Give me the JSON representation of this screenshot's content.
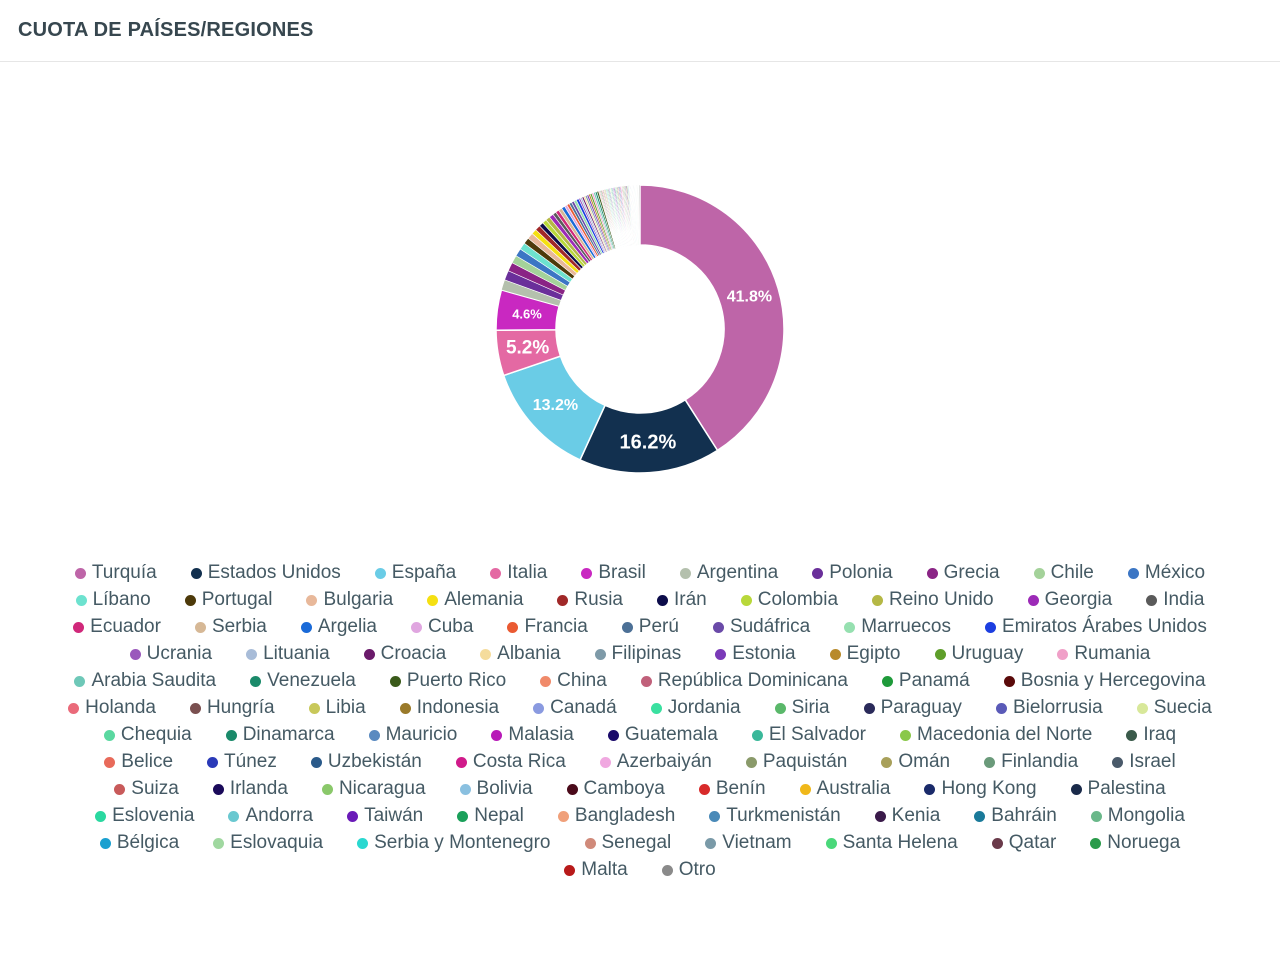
{
  "header": {
    "title": "CUOTA DE PAÍSES/REGIONES"
  },
  "chart_data": {
    "type": "pie",
    "variant": "donut",
    "legend_position": "bottom",
    "data_labels": [
      "41.8%",
      "16.2%",
      "13.2%",
      "5.2%",
      "4.6%"
    ],
    "series": [
      {
        "name": "Turquía",
        "value": 41.8,
        "color": "#be65a8"
      },
      {
        "name": "Estados Unidos",
        "value": 16.2,
        "color": "#12304f"
      },
      {
        "name": "España",
        "value": 13.2,
        "color": "#6acce6"
      },
      {
        "name": "Italia",
        "value": 5.2,
        "color": "#e469a3"
      },
      {
        "name": "Brasil",
        "value": 4.6,
        "color": "#c928c1"
      },
      {
        "name": "Argentina",
        "value": 1.2,
        "color": "#b4c0ad"
      },
      {
        "name": "Polonia",
        "value": 1.1,
        "color": "#6a2f9a"
      },
      {
        "name": "Grecia",
        "value": 1.0,
        "color": "#8a2485"
      },
      {
        "name": "Chile",
        "value": 0.9,
        "color": "#a4d29a"
      },
      {
        "name": "México",
        "value": 0.9,
        "color": "#3c76c4"
      },
      {
        "name": "Líbano",
        "value": 0.8,
        "color": "#6de2cf"
      },
      {
        "name": "Portugal",
        "value": 0.7,
        "color": "#4d3a0a"
      },
      {
        "name": "Bulgaria",
        "value": 0.7,
        "color": "#e8b89a"
      },
      {
        "name": "Alemania",
        "value": 0.6,
        "color": "#f5e012"
      },
      {
        "name": "Rusia",
        "value": 0.6,
        "color": "#a02828"
      },
      {
        "name": "Irán",
        "value": 0.5,
        "color": "#0c0c4a"
      },
      {
        "name": "Colombia",
        "value": 0.5,
        "color": "#b8d83a"
      },
      {
        "name": "Reino Unido",
        "value": 0.5,
        "color": "#b5b845"
      },
      {
        "name": "Georgia",
        "value": 0.5,
        "color": "#9c2ab7"
      },
      {
        "name": "India",
        "value": 0.4,
        "color": "#5a5a5a"
      },
      {
        "name": "Ecuador",
        "value": 0.4,
        "color": "#d0287a"
      },
      {
        "name": "Serbia",
        "value": 0.4,
        "color": "#d6b896"
      },
      {
        "name": "Argelia",
        "value": 0.4,
        "color": "#1a6ad8"
      },
      {
        "name": "Cuba",
        "value": 0.3,
        "color": "#e0a6e0"
      },
      {
        "name": "Francia",
        "value": 0.3,
        "color": "#ea5a32"
      },
      {
        "name": "Perú",
        "value": 0.3,
        "color": "#4c7096"
      },
      {
        "name": "Sudáfrica",
        "value": 0.3,
        "color": "#6a4aa8"
      },
      {
        "name": "Marruecos",
        "value": 0.3,
        "color": "#96e0b0"
      },
      {
        "name": "Emiratos Árabes Unidos",
        "value": 0.3,
        "color": "#1c3ee0"
      },
      {
        "name": "Ucrania",
        "value": 0.2,
        "color": "#9a58bc"
      },
      {
        "name": "Lituania",
        "value": 0.2,
        "color": "#a8bcd8"
      },
      {
        "name": "Croacia",
        "value": 0.2,
        "color": "#6a1a6a"
      },
      {
        "name": "Albania",
        "value": 0.2,
        "color": "#f5dc9c"
      },
      {
        "name": "Filipinas",
        "value": 0.2,
        "color": "#7e9aa8"
      },
      {
        "name": "Estonia",
        "value": 0.2,
        "color": "#7a3ab8"
      },
      {
        "name": "Egipto",
        "value": 0.2,
        "color": "#b88a2a"
      },
      {
        "name": "Uruguay",
        "value": 0.2,
        "color": "#5e9e2a"
      },
      {
        "name": "Rumania",
        "value": 0.2,
        "color": "#f0a0c8"
      },
      {
        "name": "Arabia Saudita",
        "value": 0.2,
        "color": "#6ec8b8"
      },
      {
        "name": "Venezuela",
        "value": 0.2,
        "color": "#1a8a6a"
      },
      {
        "name": "Puerto Rico",
        "value": 0.2,
        "color": "#3a5a1a"
      },
      {
        "name": "China",
        "value": 0.1,
        "color": "#f08a6a"
      },
      {
        "name": "República Dominicana",
        "value": 0.1,
        "color": "#c0607a"
      },
      {
        "name": "Panamá",
        "value": 0.1,
        "color": "#1e9a3a"
      },
      {
        "name": "Bosnia y Hercegovina",
        "value": 0.1,
        "color": "#5a0a0a"
      },
      {
        "name": "Holanda",
        "value": 0.1,
        "color": "#ea6a7a"
      },
      {
        "name": "Hungría",
        "value": 0.1,
        "color": "#7a5050"
      },
      {
        "name": "Libia",
        "value": 0.1,
        "color": "#c8c85a"
      },
      {
        "name": "Indonesia",
        "value": 0.1,
        "color": "#9a7a2a"
      },
      {
        "name": "Canadá",
        "value": 0.1,
        "color": "#8a9ae0"
      },
      {
        "name": "Jordania",
        "value": 0.1,
        "color": "#3ae0a0"
      },
      {
        "name": "Siria",
        "value": 0.1,
        "color": "#5ab86a"
      },
      {
        "name": "Paraguay",
        "value": 0.1,
        "color": "#2a2a5a"
      },
      {
        "name": "Bielorrusia",
        "value": 0.1,
        "color": "#5a5ab8"
      },
      {
        "name": "Suecia",
        "value": 0.1,
        "color": "#d8e89a"
      },
      {
        "name": "Chequia",
        "value": 0.1,
        "color": "#5ad8a0"
      },
      {
        "name": "Dinamarca",
        "value": 0.1,
        "color": "#1a8a6a"
      },
      {
        "name": "Mauricio",
        "value": 0.1,
        "color": "#5a8ac0"
      },
      {
        "name": "Malasia",
        "value": 0.1,
        "color": "#b81ab8"
      },
      {
        "name": "Guatemala",
        "value": 0.1,
        "color": "#1a0a6a"
      },
      {
        "name": "El Salvador",
        "value": 0.1,
        "color": "#3ab89a"
      },
      {
        "name": "Macedonia del Norte",
        "value": 0.1,
        "color": "#8ac84a"
      },
      {
        "name": "Iraq",
        "value": 0.1,
        "color": "#3a5a4a"
      },
      {
        "name": "Belice",
        "value": 0.1,
        "color": "#e86a5a"
      },
      {
        "name": "Túnez",
        "value": 0.1,
        "color": "#2a3ab8"
      },
      {
        "name": "Uzbekistán",
        "value": 0.1,
        "color": "#2a5a8a"
      },
      {
        "name": "Costa Rica",
        "value": 0.1,
        "color": "#d01a8a"
      },
      {
        "name": "Azerbaiyán",
        "value": 0.1,
        "color": "#f0a8e0"
      },
      {
        "name": "Paquistán",
        "value": 0.1,
        "color": "#8a9a6a"
      },
      {
        "name": "Omán",
        "value": 0.1,
        "color": "#a8a05a"
      },
      {
        "name": "Finlandia",
        "value": 0.1,
        "color": "#6a9a7a"
      },
      {
        "name": "Israel",
        "value": 0.1,
        "color": "#4a5a6a"
      },
      {
        "name": "Suiza",
        "value": 0.1,
        "color": "#c85a5a"
      },
      {
        "name": "Irlanda",
        "value": 0.1,
        "color": "#1a0a5a"
      },
      {
        "name": "Nicaragua",
        "value": 0.1,
        "color": "#8ac86a"
      },
      {
        "name": "Bolivia",
        "value": 0.1,
        "color": "#8ac0e0"
      },
      {
        "name": "Camboya",
        "value": 0.05,
        "color": "#4a0a1a"
      },
      {
        "name": "Benín",
        "value": 0.05,
        "color": "#d82a2a"
      },
      {
        "name": "Australia",
        "value": 0.05,
        "color": "#f0b81a"
      },
      {
        "name": "Hong Kong",
        "value": 0.05,
        "color": "#1a2a6a"
      },
      {
        "name": "Palestina",
        "value": 0.05,
        "color": "#1a2a4a"
      },
      {
        "name": "Eslovenia",
        "value": 0.05,
        "color": "#2ad8a0"
      },
      {
        "name": "Andorra",
        "value": 0.05,
        "color": "#6ac8d0"
      },
      {
        "name": "Taiwán",
        "value": 0.05,
        "color": "#6a1ab8"
      },
      {
        "name": "Nepal",
        "value": 0.05,
        "color": "#1aa05a"
      },
      {
        "name": "Bangladesh",
        "value": 0.05,
        "color": "#f0a07a"
      },
      {
        "name": "Turkmenistán",
        "value": 0.05,
        "color": "#4a8ab8"
      },
      {
        "name": "Kenia",
        "value": 0.05,
        "color": "#3a1a4a"
      },
      {
        "name": "Bahráin",
        "value": 0.05,
        "color": "#1a7a9a"
      },
      {
        "name": "Mongolia",
        "value": 0.05,
        "color": "#6ab88a"
      },
      {
        "name": "Bélgica",
        "value": 0.05,
        "color": "#1aa0d0"
      },
      {
        "name": "Eslovaquia",
        "value": 0.05,
        "color": "#a0d8a0"
      },
      {
        "name": "Serbia y Montenegro",
        "value": 0.05,
        "color": "#2ad8d0"
      },
      {
        "name": "Senegal",
        "value": 0.05,
        "color": "#d08a7a"
      },
      {
        "name": "Vietnam",
        "value": 0.05,
        "color": "#7a9aa8"
      },
      {
        "name": "Santa Helena",
        "value": 0.05,
        "color": "#4ad87a"
      },
      {
        "name": "Qatar",
        "value": 0.05,
        "color": "#6a3a4a"
      },
      {
        "name": "Noruega",
        "value": 0.05,
        "color": "#2a9a4a"
      },
      {
        "name": "Malta",
        "value": 0.05,
        "color": "#b81a1a"
      },
      {
        "name": "Otro",
        "value": 0.1,
        "color": "#8a8a8a"
      }
    ]
  }
}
#####
> **Stated exercise**
State the count of lines above containing the string "Unidos", and add nothing to it.

> **In response**
2